start Record excerpts

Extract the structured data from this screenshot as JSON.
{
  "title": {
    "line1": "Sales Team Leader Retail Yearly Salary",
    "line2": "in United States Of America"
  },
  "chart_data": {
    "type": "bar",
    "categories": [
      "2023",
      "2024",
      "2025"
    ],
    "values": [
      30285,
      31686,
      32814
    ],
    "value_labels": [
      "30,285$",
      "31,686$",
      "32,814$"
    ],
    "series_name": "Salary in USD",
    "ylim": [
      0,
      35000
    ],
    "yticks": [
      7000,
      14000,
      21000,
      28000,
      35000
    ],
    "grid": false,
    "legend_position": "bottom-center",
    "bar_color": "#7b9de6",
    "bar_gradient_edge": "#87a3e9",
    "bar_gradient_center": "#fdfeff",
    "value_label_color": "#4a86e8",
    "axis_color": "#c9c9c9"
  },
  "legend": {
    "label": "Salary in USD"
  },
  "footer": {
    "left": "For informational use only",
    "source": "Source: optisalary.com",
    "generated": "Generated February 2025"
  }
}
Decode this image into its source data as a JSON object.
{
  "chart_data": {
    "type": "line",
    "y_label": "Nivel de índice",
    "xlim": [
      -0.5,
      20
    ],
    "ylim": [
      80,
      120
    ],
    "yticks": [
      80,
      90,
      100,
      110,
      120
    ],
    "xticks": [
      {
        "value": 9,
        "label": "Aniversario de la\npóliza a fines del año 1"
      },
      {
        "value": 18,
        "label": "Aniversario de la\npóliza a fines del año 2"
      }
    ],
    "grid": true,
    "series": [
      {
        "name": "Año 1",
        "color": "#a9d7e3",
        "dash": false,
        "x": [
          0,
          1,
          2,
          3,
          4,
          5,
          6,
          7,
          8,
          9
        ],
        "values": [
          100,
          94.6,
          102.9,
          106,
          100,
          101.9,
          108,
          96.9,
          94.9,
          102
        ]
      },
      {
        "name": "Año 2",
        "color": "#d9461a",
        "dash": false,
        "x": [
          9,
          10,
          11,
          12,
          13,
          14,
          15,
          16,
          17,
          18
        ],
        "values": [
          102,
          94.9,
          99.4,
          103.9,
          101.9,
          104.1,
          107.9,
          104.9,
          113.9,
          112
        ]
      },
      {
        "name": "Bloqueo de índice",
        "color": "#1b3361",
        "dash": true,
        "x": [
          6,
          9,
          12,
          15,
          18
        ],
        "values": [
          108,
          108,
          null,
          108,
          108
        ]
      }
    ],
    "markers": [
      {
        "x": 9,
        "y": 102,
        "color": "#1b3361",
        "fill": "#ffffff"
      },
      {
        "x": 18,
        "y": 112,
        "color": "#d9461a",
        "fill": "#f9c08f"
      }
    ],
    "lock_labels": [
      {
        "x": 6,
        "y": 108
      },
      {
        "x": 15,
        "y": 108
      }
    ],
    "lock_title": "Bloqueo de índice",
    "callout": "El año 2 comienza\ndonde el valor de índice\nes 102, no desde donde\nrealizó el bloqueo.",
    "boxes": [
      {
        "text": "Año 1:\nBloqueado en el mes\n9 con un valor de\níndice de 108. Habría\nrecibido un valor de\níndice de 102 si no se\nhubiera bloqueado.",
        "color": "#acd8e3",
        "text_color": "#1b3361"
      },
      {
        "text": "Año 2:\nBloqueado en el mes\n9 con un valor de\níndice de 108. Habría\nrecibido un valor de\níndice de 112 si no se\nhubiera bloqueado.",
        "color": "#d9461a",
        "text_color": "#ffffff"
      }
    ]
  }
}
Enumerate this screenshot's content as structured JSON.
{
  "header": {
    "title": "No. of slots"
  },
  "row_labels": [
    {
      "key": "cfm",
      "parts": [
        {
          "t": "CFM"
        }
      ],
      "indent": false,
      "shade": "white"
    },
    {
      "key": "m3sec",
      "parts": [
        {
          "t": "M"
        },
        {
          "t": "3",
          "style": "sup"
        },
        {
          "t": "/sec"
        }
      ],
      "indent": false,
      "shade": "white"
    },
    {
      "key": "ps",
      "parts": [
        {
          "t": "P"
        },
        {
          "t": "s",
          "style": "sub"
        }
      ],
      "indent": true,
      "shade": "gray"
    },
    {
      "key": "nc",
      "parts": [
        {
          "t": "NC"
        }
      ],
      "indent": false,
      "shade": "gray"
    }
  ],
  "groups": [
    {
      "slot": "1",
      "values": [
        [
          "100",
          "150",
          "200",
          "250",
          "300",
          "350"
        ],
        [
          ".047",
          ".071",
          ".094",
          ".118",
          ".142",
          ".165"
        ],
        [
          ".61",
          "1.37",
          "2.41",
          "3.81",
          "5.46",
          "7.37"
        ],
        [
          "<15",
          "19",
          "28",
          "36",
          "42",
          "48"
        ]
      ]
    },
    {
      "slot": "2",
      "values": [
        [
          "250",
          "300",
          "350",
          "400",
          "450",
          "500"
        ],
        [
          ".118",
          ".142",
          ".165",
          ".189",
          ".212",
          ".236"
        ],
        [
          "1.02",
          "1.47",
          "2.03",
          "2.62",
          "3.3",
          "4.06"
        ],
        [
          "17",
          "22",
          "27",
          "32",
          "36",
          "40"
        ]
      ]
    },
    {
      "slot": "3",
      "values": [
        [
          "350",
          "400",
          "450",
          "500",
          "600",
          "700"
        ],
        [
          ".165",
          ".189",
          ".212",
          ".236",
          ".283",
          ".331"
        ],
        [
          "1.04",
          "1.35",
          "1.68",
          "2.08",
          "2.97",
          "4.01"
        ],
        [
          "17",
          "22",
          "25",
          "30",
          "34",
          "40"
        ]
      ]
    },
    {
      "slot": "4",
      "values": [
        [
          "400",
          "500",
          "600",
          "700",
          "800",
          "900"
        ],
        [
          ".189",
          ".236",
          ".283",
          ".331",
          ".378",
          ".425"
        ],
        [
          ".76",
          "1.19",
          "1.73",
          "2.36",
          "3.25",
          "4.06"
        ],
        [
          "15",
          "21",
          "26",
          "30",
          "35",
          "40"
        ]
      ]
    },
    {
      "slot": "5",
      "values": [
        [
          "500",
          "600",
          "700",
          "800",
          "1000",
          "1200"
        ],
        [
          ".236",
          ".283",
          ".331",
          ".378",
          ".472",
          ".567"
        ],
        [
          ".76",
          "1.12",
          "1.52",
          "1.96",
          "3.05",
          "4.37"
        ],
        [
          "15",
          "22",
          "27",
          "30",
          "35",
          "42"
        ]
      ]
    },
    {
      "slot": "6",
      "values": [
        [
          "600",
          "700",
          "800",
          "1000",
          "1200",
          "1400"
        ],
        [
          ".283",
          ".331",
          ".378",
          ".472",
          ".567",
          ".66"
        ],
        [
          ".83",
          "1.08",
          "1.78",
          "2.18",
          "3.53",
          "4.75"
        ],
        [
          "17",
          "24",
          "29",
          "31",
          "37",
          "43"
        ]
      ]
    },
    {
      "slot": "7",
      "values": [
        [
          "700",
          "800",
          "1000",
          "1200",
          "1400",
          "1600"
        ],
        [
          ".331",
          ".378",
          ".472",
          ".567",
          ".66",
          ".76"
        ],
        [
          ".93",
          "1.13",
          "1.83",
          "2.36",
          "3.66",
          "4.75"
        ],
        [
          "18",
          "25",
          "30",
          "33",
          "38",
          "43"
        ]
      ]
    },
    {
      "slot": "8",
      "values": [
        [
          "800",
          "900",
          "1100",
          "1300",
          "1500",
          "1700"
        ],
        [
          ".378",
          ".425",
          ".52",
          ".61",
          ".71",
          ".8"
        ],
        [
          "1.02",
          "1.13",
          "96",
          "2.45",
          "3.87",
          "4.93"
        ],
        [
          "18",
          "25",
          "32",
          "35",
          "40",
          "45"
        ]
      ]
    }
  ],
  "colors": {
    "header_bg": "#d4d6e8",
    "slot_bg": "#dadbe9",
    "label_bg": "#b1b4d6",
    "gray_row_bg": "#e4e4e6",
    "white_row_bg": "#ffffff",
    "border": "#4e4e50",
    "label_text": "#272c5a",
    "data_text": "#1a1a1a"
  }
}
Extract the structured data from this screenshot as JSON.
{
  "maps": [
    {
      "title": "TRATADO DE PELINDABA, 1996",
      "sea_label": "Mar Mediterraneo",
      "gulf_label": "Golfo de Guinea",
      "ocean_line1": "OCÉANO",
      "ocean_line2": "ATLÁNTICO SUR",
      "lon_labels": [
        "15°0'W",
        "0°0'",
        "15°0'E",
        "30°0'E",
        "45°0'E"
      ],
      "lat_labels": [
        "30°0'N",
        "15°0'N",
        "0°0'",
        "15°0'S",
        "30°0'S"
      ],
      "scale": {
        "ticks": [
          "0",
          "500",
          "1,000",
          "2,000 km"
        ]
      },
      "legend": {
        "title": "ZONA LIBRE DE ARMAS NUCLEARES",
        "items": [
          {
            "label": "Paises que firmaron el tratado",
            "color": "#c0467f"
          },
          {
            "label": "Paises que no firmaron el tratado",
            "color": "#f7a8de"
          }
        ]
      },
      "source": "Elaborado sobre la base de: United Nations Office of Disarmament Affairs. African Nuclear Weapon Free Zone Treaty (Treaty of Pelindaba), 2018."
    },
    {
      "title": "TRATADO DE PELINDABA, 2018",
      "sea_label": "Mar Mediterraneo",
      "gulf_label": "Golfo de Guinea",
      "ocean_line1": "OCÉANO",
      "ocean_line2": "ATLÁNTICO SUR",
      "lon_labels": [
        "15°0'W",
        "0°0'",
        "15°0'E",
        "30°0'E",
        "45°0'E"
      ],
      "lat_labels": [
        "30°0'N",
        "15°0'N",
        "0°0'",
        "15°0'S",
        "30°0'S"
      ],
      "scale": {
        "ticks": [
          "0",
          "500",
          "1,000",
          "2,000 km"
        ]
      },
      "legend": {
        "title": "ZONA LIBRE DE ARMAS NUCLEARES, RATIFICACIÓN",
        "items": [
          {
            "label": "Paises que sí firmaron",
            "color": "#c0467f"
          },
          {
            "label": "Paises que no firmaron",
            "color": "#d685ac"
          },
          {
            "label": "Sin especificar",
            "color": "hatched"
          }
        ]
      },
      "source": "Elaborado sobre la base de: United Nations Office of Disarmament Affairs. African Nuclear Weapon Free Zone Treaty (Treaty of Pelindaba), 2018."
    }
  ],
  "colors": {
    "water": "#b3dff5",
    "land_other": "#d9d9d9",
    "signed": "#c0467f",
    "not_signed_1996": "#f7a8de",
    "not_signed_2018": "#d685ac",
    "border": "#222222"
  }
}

end Record excerpts

Pick each line holding the word "valor" out of the data and copy it.

**Reply to the exercise:**
    "callout": "El año 2 comienza\ndonde el valor de índice\nes 102, no desde donde\nrealizó el bloqueo.",
        "text": "Año 1:\nBloqueado en el mes\n9 con un valor de\níndice de 108. Habría\nrecibido un valor de\níndice de 102 si no se\nhubiera bloqueado.",
        "text": "Año 2:\nBloqueado en el mes\n9 con un valor de\níndice de 108. Habría\nrecibido un valor de\níndice de 112 si no se\nhubiera bloqueado.",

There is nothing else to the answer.